## Problem
Find the lines with "convergence" in them and copy them out.
-- BEGIN Data provided --
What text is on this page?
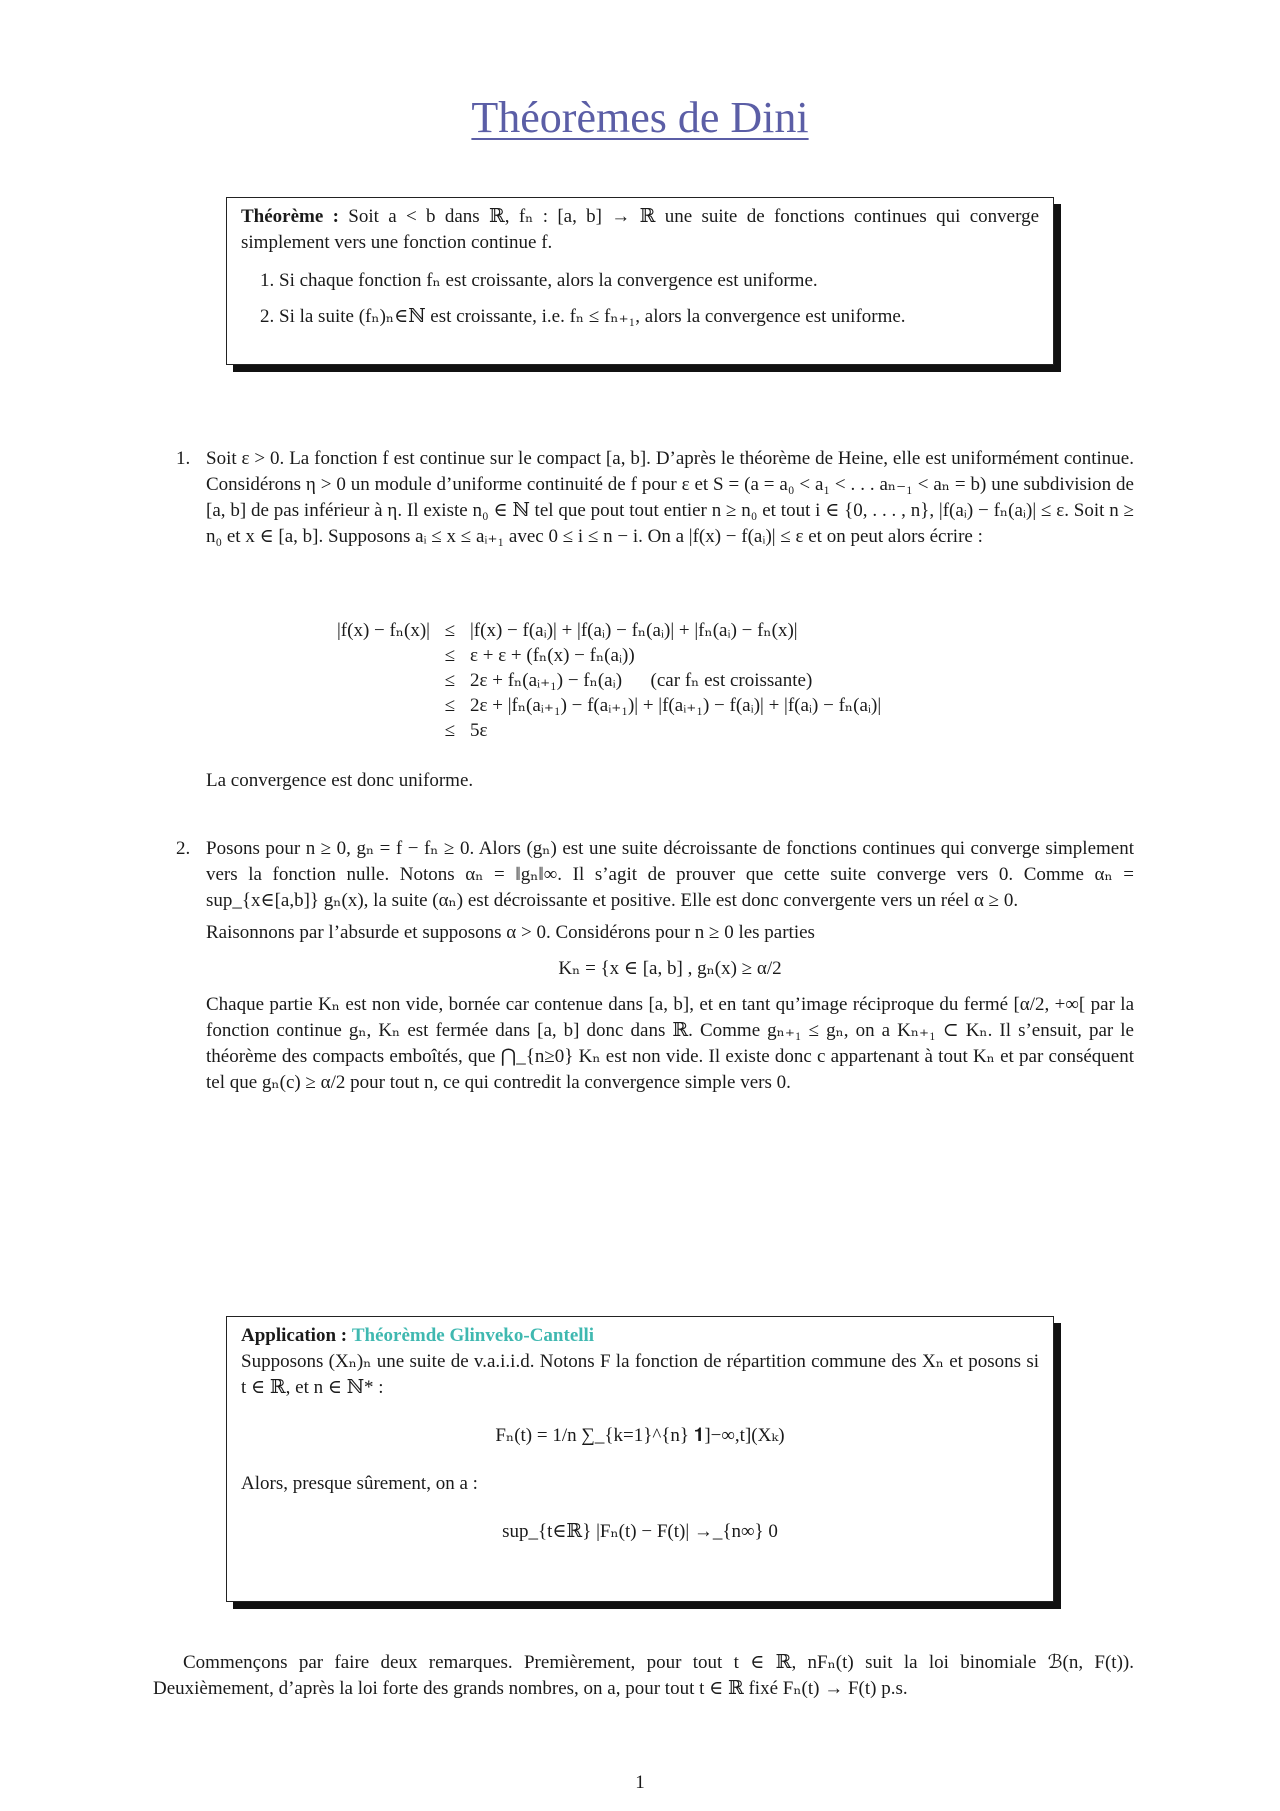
Théorèmes de Dini

Théorème : Soit a < b dans ℝ, fₙ : [a, b] → ℝ une suite de fonctions continues qui converge simplement vers une fonction continue f.

1. Si chaque fonction fₙ est croissante, alors la convergence est uniforme.
2. Si la suite (fₙ)ₙ∈ℕ est croissante, i.e. fₙ ≤ fₙ₊₁, alors la convergence est uniforme.
1. Soit ε > 0. La fonction f est continue sur le compact [a, b]. D’après le théorème de Heine, elle est uniformément continue. Considérons η > 0 un module d’uniforme continuité de f pour ε et S = (a = a₀ < a₁ < . . . aₙ₋₁ < aₙ = b) une subdivision de [a, b] de pas inférieur à η. Il existe n₀ ∈ ℕ tel que pout tout entier n ≥ n₀ et tout i ∈ {0, . . . , n}, |f(aᵢ) − fₙ(aᵢ)| ≤ ε. Soit n ≥ n₀ et x ∈ [a, b]. Supposons aᵢ ≤ x ≤ aᵢ₊₁ avec 0 ≤ i ≤ n − i. On a |f(x) − f(aᵢ)| ≤ ε et on peut alors écrire :

|f(x) − fₙ(x)| ≤ |f(x) − f(aᵢ)| + |f(aᵢ) − fₙ(aᵢ)| + |fₙ(aᵢ) − fₙ(x)|
≤ ε + ε + (fₙ(x) − fₙ(aᵢ))
≤ 2ε + fₙ(aᵢ₊₁) − fₙ(aᵢ)      (car fₙ est croissante)
≤ 2ε + |fₙ(aᵢ₊₁) − f(aᵢ₊₁)| + |f(aᵢ₊₁) − f(aᵢ)| + |f(aᵢ) − fₙ(aᵢ)|
≤ 5ε

La convergence est donc uniforme.

2. Posons pour n ≥ 0, gₙ = f − fₙ ≥ 0. Alors (gₙ) est une suite décroissante de fonctions continues qui converge simplement vers la fonction nulle. Notons αₙ = ‖gₙ‖∞. Il s’agit de prouver que cette suite converge vers 0. Comme αₙ = sup_{x∈[a,b]} gₙ(x), la suite (αₙ) est décroissante et positive. Elle est donc convergente vers un réel α ≥ 0.

Raisonnons par l’absurde et supposons α > 0. Considérons pour n ≥ 0 les parties

Kₙ = {x ∈ [a, b] , gₙ(x) ≥ α/2

Chaque partie Kₙ est non vide, bornée car contenue dans [a, b], et en tant qu’image réciproque du fermé [α/2, +∞[ par la fonction continue gₙ, Kₙ est fermée dans [a, b] donc dans ℝ. Comme gₙ₊₁ ≤ gₙ, on a Kₙ₊₁ ⊂ Kₙ. Il s’ensuit, par le théorème des compacts emboîtés, que ⋂_{n≥0} Kₙ est non vide. Il existe donc c appartenant à tout Kₙ et par conséquent tel que gₙ(c) ≥ α/2 pour tout n, ce qui contredit la convergence simple vers 0.

Application : Théorèmde Glinveko-Cantelli

Supposons (Xₙ)ₙ une suite de v.a.i.i.d. Notons F la fonction de répartition commune des Xₙ et posons si t ∈ ℝ, et n ∈ ℕ* :

Fₙ(t) = 1/n ∑_{k=1}^{n} 𝟏]−∞,t](Xₖ)

Alors, presque sûrement, on a :

sup_{t∈ℝ} |Fₙ(t) − F(t)| →_{n∞} 0
Commençons par faire deux remarques. Premièrement, pour tout t ∈ ℝ, nFₙ(t) suit la loi binomiale ℬ(n, F(t)). Deuxièmement, d’après la loi forte des grands nombres, on a, pour tout t ∈ ℝ fixé Fₙ(t) → F(t) p.s.
1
-- END Data provided --
## Reply to the task
1. Si chaque fonction fₙ est croissante, alors la convergence est uniforme.
2. Si la suite (fₙ)ₙ∈ℕ est croissante, i.e. fₙ ≤ fₙ₊₁, alors la convergence est uniforme.
La convergence est donc uniforme.
Chaque partie Kₙ est non vide, bornée car contenue dans [a, b], et en tant qu’image réciproque du fermé [α/2, +∞[ par la fonction continue gₙ, Kₙ est fermée dans [a, b] donc dans ℝ. Comme gₙ₊₁ ≤ gₙ, on a Kₙ₊₁ ⊂ Kₙ. Il s’ensuit, par le théorème des compacts emboîtés, que ⋂_{n≥0} Kₙ est non vide. Il existe donc c appartenant à tout Kₙ et par conséquent tel que gₙ(c) ≥ α/2 pour tout n, ce qui contredit la convergence simple vers 0.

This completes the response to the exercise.